| EXERCISE DESCRIPTION |
Restate each line of the listing exactly, without carrying over any pictures.

| ROWS |
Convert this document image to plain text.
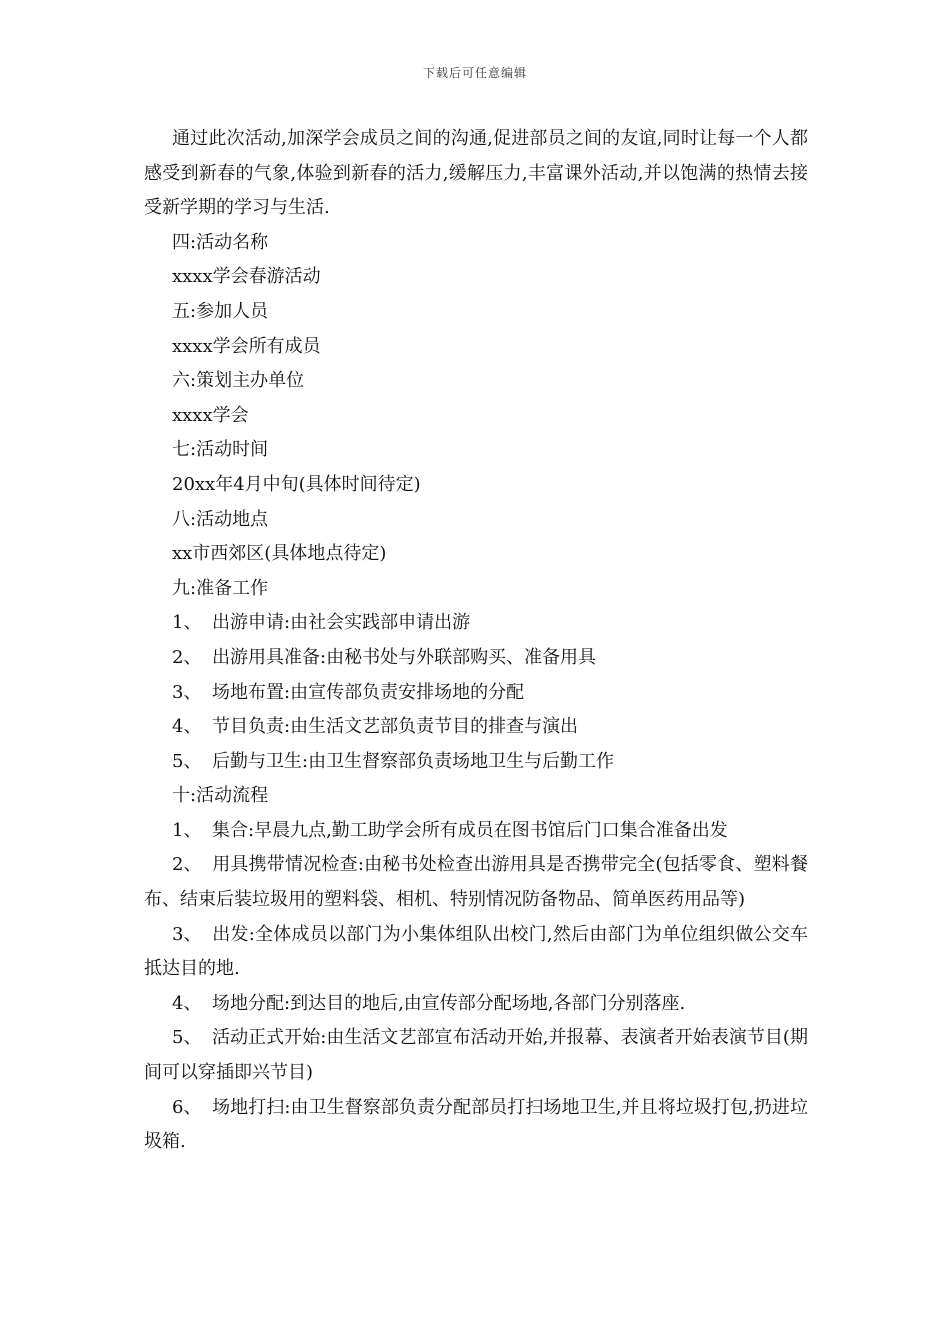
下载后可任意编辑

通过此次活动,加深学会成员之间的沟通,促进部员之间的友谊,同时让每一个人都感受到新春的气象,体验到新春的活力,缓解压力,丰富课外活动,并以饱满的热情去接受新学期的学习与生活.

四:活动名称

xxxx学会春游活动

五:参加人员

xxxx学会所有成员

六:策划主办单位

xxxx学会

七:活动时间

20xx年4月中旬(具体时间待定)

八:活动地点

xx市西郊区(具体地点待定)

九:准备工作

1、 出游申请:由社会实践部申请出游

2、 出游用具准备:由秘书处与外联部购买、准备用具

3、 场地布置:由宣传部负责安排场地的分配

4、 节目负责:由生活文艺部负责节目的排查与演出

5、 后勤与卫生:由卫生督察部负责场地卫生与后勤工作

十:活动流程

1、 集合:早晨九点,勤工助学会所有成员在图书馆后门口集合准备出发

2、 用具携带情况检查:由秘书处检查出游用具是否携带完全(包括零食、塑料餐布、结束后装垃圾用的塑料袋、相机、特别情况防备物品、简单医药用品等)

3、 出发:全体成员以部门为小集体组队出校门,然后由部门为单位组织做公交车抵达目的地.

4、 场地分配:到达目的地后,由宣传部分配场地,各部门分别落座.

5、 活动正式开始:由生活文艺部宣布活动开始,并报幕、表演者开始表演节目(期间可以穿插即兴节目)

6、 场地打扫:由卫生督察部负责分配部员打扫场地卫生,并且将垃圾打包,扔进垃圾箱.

| PROBLEM SOLUTION |
Convert this document image to plain text.
下载后可任意编辑

通过此次活动,加深学会成员之间的沟通,促进部员之间的友谊,同时让每一个人都感受到新春的气象,体验到新春的活力,缓解压力,丰富课外活动,并以饱满的热情去接受新学期的学习与生活.

四:活动名称

xxxx学会春游活动

五:参加人员

xxxx学会所有成员

六:策划主办单位

xxxx学会

七:活动时间

20xx年4月中旬(具体时间待定)

八:活动地点

xx市西郊区(具体地点待定)

九:准备工作

1、 出游申请:由社会实践部申请出游

2、 出游用具准备:由秘书处与外联部购买、准备用具

3、 场地布置:由宣传部负责安排场地的分配

4、 节目负责:由生活文艺部负责节目的排查与演出

5、 后勤与卫生:由卫生督察部负责场地卫生与后勤工作

十:活动流程

1、 集合:早晨九点,勤工助学会所有成员在图书馆后门口集合准备出发

2、 用具携带情况检查:由秘书处检查出游用具是否携带完全(包括零食、塑料餐布、结束后装垃圾用的塑料袋、相机、特别情况防备物品、简单医药用品等)

3、 出发:全体成员以部门为小集体组队出校门,然后由部门为单位组织做公交车抵达目的地.

4、 场地分配:到达目的地后,由宣传部分配场地,各部门分别落座.

5、 活动正式开始:由生活文艺部宣布活动开始,并报幕、表演者开始表演节目(期间可以穿插即兴节目)

6、 场地打扫:由卫生督察部负责分配部员打扫场地卫生,并且将垃圾打包,扔进垃圾箱.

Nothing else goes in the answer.